Written task -> Wherever the word "第三十三条" turns up in a line of the entries, copy that line.

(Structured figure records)
####################
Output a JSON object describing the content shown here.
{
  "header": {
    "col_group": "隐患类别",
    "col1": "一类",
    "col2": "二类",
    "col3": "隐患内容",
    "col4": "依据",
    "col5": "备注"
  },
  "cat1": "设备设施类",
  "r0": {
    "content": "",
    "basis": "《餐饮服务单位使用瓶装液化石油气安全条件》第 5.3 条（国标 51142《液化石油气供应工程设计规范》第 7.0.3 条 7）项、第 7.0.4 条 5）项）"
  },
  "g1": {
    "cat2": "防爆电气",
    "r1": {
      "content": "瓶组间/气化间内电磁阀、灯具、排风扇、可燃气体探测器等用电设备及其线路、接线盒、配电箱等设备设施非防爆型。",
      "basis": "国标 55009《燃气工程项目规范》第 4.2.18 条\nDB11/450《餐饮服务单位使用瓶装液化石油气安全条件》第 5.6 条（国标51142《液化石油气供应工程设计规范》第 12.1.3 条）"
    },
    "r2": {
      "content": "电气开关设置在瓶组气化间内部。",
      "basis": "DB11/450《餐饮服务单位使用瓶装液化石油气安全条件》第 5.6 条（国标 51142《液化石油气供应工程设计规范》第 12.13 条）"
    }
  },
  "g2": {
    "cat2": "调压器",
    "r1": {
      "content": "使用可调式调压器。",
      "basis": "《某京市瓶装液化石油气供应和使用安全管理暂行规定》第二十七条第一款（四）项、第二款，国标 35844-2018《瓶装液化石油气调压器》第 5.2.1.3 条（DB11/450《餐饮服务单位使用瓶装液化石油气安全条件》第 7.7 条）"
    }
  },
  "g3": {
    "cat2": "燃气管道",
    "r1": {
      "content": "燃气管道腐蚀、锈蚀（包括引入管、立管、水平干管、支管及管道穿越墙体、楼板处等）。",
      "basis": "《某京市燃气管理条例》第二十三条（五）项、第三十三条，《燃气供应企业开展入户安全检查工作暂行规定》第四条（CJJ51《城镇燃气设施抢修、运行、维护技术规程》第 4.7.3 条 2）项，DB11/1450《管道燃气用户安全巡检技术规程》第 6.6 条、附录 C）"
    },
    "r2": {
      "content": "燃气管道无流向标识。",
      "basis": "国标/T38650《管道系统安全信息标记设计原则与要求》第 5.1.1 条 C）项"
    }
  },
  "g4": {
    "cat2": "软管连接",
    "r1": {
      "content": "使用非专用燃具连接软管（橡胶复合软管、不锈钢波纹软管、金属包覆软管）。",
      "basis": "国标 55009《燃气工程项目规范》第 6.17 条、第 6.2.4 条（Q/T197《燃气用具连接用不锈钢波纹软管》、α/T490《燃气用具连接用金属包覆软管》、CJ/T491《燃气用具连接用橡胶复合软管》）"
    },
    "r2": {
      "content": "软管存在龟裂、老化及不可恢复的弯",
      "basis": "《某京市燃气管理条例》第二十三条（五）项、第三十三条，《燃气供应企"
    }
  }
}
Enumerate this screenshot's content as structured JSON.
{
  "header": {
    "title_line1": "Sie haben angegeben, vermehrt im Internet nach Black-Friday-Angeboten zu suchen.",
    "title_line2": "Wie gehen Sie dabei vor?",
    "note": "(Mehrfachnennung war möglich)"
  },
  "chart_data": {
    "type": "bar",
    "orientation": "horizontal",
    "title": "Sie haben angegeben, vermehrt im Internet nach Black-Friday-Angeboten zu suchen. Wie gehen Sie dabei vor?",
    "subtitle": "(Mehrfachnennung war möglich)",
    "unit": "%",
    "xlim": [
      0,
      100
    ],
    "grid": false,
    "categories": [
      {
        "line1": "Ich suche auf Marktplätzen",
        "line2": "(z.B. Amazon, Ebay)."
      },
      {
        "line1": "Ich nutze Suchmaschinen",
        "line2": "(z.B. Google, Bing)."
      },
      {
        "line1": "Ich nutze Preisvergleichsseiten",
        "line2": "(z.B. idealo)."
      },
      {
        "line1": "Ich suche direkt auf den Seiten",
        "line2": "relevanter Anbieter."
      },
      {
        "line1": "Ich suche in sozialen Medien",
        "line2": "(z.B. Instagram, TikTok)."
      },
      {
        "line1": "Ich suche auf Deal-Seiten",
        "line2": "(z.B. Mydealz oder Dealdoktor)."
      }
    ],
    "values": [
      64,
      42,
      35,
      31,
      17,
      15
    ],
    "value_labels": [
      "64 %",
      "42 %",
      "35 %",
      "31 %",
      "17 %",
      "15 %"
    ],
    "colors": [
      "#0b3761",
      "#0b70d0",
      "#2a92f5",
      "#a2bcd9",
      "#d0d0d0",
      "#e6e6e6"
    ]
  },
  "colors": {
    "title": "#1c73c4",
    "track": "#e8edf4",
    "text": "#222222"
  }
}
####################
Response ->
      "basis": "《某京市燃气管理条例》第二十三条（五）项、第三十三条，《燃气供应企业开展入户安全检查工作暂行规定》第四条（CJJ51《城镇燃气设施抢修、运行、维护技术规程》第 4.7.3 条 2）项，DB11/1450《管道燃气用户安全巡检技术规程》第 6.6 条、附录 C）"
      "basis": "《某京市燃气管理条例》第二十三条（五）项、第三十三条，《燃气供应企"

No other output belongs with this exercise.